Problem to solve:
Only lines with the string "Hauptsteuerbox" matter here; gather them from the material below.
....................
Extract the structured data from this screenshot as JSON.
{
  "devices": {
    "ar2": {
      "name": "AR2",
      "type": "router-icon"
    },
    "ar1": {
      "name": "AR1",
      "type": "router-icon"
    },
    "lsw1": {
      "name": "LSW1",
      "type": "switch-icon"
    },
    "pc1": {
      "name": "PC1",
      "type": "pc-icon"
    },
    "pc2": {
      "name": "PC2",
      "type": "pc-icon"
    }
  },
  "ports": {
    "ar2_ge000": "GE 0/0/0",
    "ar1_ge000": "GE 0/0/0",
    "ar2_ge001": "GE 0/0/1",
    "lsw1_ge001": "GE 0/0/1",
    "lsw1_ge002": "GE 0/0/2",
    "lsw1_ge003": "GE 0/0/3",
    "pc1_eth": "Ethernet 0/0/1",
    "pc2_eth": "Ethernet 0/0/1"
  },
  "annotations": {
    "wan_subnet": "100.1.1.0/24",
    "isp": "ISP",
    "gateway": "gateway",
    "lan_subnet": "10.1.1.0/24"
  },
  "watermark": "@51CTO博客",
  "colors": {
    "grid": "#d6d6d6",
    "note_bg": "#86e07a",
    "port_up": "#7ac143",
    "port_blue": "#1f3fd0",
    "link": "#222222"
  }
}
....................
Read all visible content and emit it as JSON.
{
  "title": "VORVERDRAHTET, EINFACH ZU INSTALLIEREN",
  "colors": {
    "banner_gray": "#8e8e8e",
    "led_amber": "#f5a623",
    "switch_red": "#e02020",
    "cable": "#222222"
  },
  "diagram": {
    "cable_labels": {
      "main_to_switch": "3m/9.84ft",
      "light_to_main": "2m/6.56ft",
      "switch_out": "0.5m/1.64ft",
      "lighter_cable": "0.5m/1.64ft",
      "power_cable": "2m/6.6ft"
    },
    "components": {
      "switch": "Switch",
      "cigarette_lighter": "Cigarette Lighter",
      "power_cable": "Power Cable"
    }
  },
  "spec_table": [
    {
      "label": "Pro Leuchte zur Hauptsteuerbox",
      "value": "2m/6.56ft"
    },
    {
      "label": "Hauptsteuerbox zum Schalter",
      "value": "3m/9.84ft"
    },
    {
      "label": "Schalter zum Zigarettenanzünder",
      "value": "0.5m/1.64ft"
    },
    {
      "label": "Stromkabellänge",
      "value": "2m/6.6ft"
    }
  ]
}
....................
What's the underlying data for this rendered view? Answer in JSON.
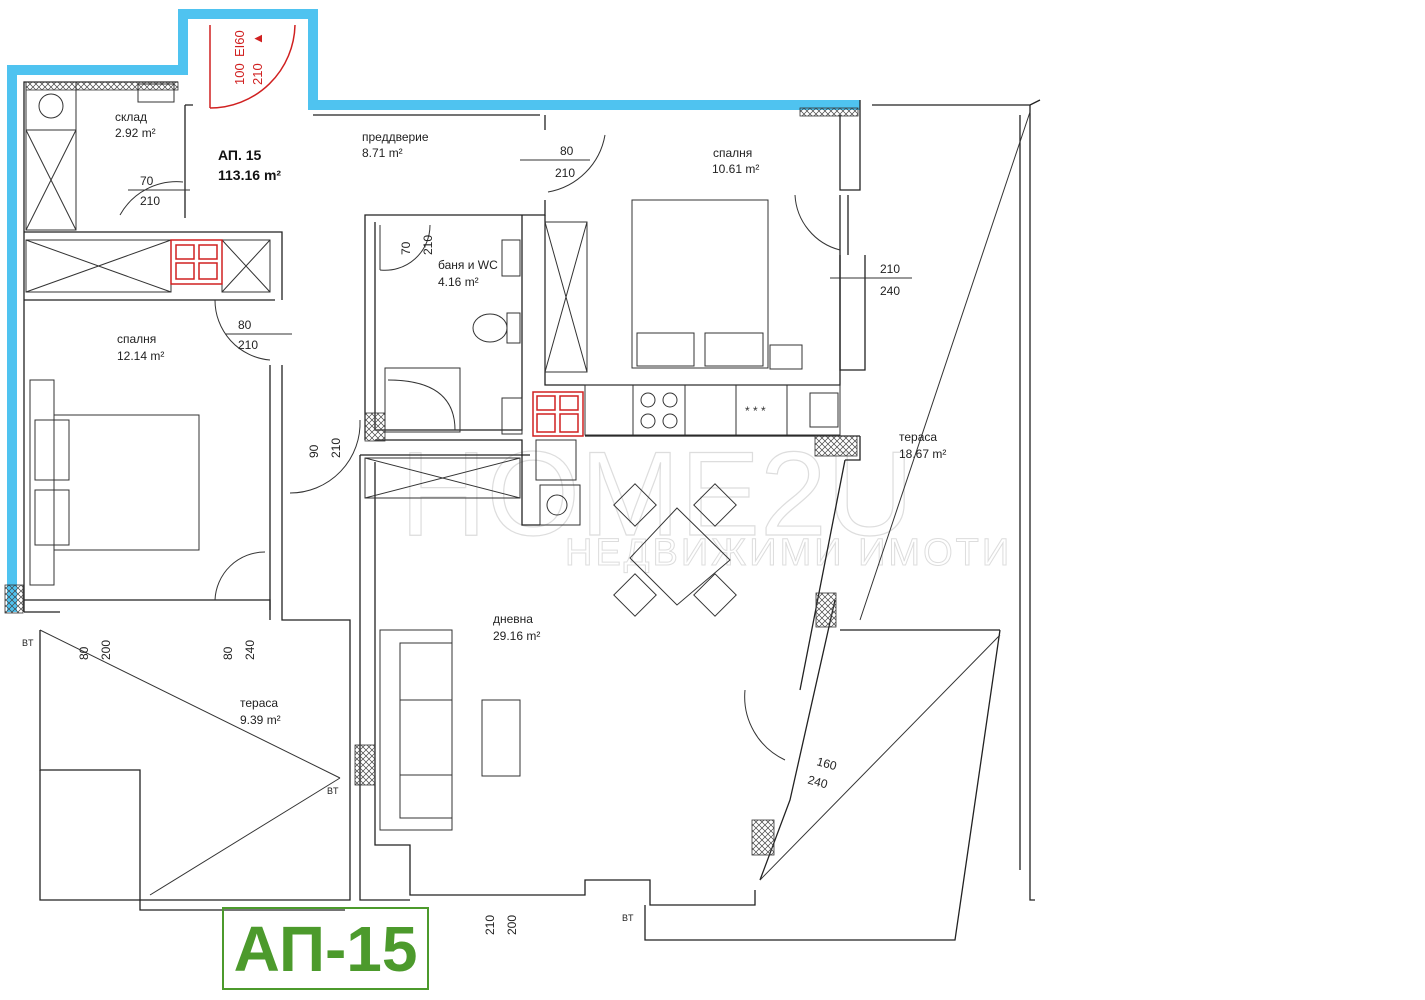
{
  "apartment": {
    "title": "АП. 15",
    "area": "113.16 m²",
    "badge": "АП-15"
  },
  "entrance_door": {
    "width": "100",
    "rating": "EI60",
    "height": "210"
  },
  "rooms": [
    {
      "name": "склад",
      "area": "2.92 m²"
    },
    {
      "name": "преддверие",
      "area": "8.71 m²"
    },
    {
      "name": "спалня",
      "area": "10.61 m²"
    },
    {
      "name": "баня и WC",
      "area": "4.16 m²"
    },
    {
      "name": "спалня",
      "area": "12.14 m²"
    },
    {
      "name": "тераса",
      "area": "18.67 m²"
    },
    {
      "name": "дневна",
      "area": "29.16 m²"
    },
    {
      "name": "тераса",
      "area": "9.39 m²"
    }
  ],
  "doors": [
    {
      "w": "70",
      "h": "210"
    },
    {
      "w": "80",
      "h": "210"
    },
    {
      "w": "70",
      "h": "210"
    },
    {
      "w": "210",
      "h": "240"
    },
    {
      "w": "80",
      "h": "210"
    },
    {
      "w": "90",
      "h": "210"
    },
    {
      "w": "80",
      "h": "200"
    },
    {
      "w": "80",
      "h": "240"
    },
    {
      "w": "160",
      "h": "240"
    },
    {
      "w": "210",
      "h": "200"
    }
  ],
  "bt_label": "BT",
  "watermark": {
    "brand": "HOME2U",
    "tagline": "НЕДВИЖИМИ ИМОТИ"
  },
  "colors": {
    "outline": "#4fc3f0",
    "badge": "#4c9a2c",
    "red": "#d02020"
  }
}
....................
Result below:
      "label": "Pro Leuchte zur Hauptsteuerbox",
      "label": "Hauptsteuerbox zum Schalter",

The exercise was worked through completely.